[START]

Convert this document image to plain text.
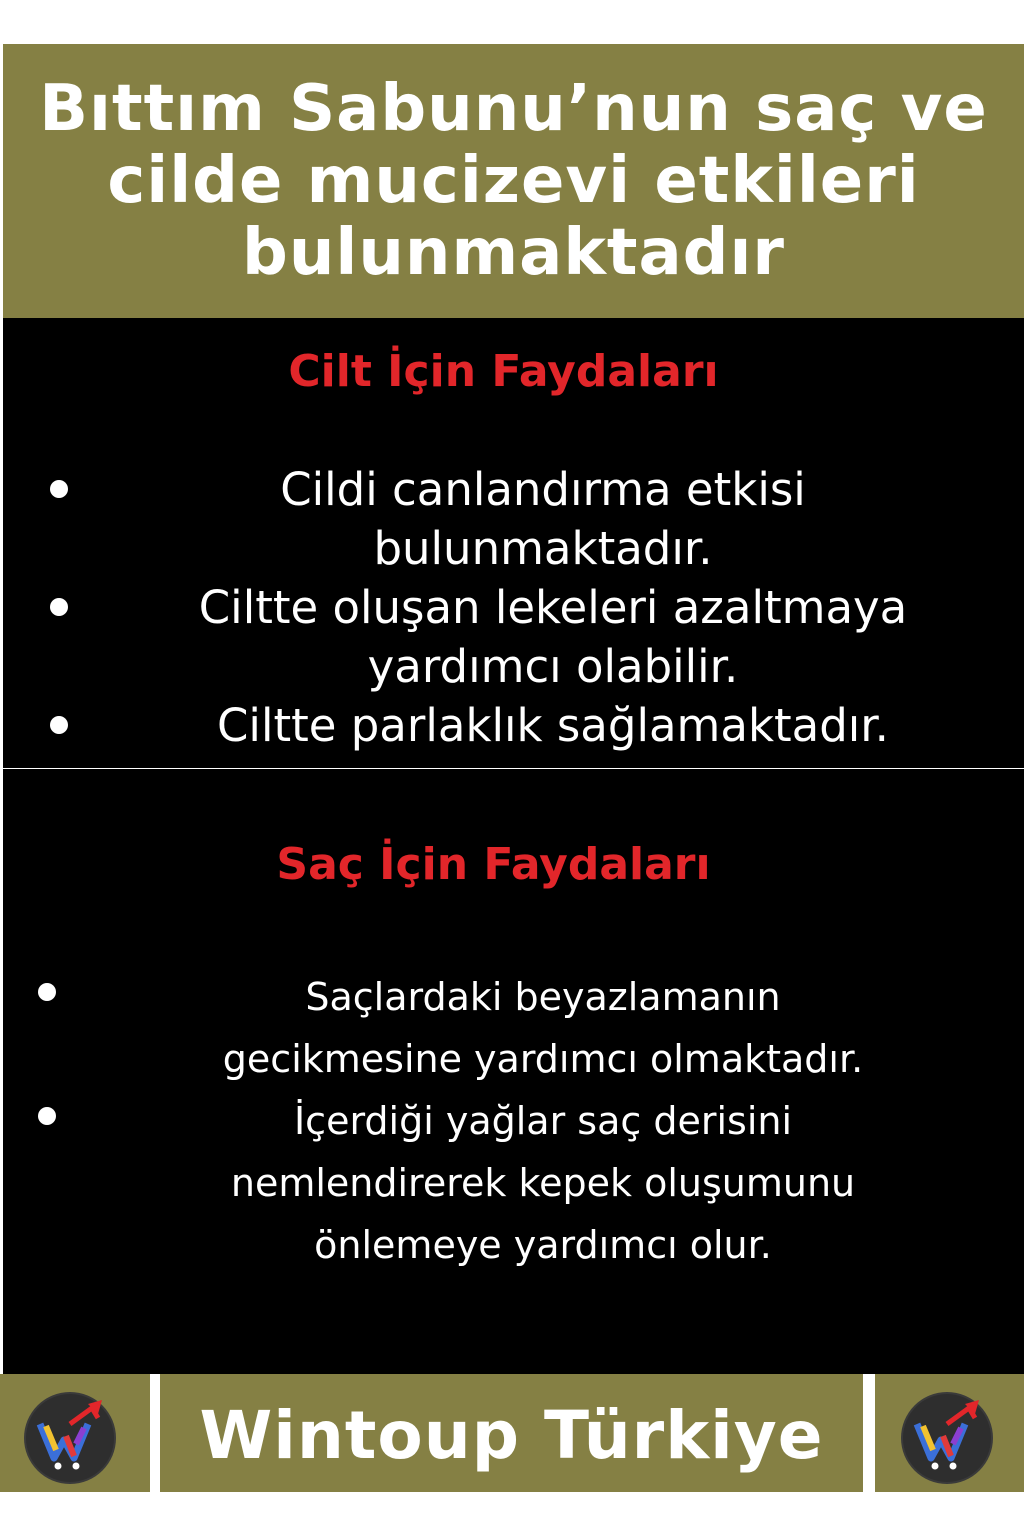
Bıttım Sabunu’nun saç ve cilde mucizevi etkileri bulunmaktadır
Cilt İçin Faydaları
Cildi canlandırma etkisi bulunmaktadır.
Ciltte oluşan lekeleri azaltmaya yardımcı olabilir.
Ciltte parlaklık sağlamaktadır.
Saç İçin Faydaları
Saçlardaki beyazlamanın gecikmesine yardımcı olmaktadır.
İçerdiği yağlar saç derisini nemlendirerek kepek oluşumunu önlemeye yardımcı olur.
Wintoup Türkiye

[END]

Prompt: Repeat the records above verbatim, with no pictures in the result.

Full output:
Convert this document image to plain text.
Bıttım Sabunu’nun saç ve cilde mucizevi etkileri bulunmaktadır
Cilt İçin Faydaları
Cildi canlandırma etkisi bulunmaktadır.
Ciltte oluşan lekeleri azaltmaya yardımcı olabilir.
Ciltte parlaklık sağlamaktadır.
Saç İçin Faydaları
Saçlardaki beyazlamanın gecikmesine yardımcı olmaktadır.
İçerdiği yağlar saç derisini nemlendirerek kepek oluşumunu önlemeye yardımcı olur.
Wintoup Türkiye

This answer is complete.